(Items stored from a collection)
※ ※ ※

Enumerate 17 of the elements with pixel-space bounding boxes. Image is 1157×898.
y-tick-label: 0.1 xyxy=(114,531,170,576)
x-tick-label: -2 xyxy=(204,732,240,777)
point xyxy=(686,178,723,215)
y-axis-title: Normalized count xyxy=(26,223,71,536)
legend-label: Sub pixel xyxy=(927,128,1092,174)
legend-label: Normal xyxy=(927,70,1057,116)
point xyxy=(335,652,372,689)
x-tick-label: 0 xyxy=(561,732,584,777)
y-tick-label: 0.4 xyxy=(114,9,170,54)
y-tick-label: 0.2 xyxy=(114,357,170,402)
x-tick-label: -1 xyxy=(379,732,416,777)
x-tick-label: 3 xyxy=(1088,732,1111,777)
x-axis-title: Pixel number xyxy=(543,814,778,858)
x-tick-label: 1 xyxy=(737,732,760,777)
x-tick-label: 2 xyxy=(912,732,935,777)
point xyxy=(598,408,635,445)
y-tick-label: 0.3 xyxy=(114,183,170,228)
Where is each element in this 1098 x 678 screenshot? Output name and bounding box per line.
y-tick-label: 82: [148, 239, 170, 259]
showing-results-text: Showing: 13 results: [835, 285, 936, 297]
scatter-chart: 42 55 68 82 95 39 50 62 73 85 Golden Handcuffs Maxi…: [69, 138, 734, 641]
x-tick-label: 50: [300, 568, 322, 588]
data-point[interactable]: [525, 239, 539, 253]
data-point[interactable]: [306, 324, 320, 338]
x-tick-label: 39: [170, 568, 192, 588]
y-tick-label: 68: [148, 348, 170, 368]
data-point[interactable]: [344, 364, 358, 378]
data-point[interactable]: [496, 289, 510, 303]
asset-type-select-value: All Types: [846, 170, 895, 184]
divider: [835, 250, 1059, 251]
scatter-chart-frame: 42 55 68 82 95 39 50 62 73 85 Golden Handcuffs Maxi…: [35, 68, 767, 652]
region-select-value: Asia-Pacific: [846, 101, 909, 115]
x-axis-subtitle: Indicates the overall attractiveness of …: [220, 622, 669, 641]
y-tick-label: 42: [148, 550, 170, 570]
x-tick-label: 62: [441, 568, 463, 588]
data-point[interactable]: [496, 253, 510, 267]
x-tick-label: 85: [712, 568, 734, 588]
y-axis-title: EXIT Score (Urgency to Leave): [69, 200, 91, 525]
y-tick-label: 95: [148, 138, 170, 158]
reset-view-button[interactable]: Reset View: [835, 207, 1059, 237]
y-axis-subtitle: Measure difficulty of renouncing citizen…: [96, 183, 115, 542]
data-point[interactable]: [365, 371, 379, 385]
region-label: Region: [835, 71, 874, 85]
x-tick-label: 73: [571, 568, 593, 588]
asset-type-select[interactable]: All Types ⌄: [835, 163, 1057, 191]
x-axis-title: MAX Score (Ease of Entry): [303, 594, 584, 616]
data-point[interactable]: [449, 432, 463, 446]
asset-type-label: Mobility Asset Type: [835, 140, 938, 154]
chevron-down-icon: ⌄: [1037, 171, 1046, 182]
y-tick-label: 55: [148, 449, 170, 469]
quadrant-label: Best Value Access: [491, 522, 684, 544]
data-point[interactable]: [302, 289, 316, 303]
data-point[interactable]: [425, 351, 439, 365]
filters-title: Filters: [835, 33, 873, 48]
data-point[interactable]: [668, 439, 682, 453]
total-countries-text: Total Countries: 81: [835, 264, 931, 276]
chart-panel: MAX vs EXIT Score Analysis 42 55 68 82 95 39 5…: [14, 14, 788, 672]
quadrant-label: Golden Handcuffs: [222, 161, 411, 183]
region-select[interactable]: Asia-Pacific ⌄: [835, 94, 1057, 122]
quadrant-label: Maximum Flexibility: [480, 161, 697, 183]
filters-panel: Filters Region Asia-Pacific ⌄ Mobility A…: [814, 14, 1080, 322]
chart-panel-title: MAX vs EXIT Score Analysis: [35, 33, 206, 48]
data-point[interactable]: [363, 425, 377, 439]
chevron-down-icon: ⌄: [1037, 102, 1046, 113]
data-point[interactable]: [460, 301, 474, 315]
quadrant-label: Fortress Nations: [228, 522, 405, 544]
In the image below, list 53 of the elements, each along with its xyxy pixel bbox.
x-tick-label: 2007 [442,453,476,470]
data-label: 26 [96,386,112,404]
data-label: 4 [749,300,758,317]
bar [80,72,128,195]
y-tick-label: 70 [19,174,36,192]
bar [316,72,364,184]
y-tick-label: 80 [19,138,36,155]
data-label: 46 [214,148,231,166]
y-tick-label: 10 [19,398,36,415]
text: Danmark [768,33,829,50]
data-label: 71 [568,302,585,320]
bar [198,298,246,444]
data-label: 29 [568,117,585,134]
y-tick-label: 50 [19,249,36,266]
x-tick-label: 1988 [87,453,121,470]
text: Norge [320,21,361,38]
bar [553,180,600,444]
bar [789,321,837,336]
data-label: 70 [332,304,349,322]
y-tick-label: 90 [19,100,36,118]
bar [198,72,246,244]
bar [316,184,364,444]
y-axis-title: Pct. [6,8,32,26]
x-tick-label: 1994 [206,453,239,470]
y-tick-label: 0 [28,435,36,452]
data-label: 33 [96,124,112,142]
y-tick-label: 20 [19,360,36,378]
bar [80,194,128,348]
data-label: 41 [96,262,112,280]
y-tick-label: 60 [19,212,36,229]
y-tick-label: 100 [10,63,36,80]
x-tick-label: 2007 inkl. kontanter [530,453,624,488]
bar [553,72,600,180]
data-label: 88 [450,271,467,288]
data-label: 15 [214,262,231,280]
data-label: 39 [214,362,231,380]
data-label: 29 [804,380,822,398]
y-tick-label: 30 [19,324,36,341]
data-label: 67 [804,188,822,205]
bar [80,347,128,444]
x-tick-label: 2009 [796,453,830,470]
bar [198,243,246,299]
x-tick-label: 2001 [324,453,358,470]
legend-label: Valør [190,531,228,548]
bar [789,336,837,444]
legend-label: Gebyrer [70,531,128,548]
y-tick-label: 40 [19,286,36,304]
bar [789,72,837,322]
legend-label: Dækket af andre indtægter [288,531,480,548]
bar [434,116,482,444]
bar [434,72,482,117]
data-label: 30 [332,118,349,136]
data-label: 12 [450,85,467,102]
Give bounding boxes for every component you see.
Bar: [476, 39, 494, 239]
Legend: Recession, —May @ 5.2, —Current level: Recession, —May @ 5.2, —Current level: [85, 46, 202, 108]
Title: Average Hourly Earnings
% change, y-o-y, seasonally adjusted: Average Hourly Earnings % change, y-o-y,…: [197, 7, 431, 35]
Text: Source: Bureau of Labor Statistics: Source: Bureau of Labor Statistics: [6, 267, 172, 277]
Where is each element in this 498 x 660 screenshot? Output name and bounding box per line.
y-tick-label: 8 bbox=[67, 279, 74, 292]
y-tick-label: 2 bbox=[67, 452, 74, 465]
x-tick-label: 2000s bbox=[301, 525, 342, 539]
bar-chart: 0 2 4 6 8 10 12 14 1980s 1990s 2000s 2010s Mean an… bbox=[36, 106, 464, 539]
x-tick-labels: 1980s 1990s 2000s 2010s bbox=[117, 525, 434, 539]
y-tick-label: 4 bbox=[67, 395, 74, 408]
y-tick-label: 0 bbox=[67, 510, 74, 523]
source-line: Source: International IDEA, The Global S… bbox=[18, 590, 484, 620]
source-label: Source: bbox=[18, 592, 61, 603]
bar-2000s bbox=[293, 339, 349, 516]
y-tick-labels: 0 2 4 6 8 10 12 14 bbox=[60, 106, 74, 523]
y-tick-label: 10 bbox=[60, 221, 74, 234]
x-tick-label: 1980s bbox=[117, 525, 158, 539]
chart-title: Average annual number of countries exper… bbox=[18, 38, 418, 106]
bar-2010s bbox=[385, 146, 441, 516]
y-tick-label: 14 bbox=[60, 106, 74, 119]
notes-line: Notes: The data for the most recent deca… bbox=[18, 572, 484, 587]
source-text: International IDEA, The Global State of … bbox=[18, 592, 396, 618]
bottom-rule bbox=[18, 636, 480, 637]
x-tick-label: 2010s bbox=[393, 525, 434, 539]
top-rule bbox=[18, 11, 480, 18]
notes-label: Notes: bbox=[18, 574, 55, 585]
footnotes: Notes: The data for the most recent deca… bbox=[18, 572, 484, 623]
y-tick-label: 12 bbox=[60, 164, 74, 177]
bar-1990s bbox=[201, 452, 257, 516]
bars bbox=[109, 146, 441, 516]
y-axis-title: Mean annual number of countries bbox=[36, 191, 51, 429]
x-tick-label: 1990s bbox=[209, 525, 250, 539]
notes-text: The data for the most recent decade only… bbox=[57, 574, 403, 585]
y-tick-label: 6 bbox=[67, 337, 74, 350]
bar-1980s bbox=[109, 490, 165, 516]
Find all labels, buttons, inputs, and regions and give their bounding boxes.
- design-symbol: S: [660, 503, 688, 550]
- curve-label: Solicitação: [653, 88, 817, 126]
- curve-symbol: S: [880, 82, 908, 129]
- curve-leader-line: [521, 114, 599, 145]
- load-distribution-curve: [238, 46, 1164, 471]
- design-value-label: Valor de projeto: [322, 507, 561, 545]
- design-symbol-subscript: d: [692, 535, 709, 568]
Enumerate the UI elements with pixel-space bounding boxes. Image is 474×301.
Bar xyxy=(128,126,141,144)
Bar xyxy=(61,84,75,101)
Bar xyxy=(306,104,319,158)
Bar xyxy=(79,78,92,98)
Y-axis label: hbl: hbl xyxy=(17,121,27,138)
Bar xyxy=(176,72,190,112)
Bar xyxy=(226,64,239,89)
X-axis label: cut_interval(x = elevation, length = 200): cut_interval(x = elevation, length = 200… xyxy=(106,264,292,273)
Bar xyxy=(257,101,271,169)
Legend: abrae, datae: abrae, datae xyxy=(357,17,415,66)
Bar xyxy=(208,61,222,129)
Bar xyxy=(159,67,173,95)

※ ※ ※

Exercise prompt - Extract every line above that contains the word "annual", and copy each one in full.

Output of the task -
chart-title: Average annual number of countries exper… bbox=[18, 38, 418, 106]
y-axis-title: Mean annual number of countries bbox=[36, 191, 51, 429]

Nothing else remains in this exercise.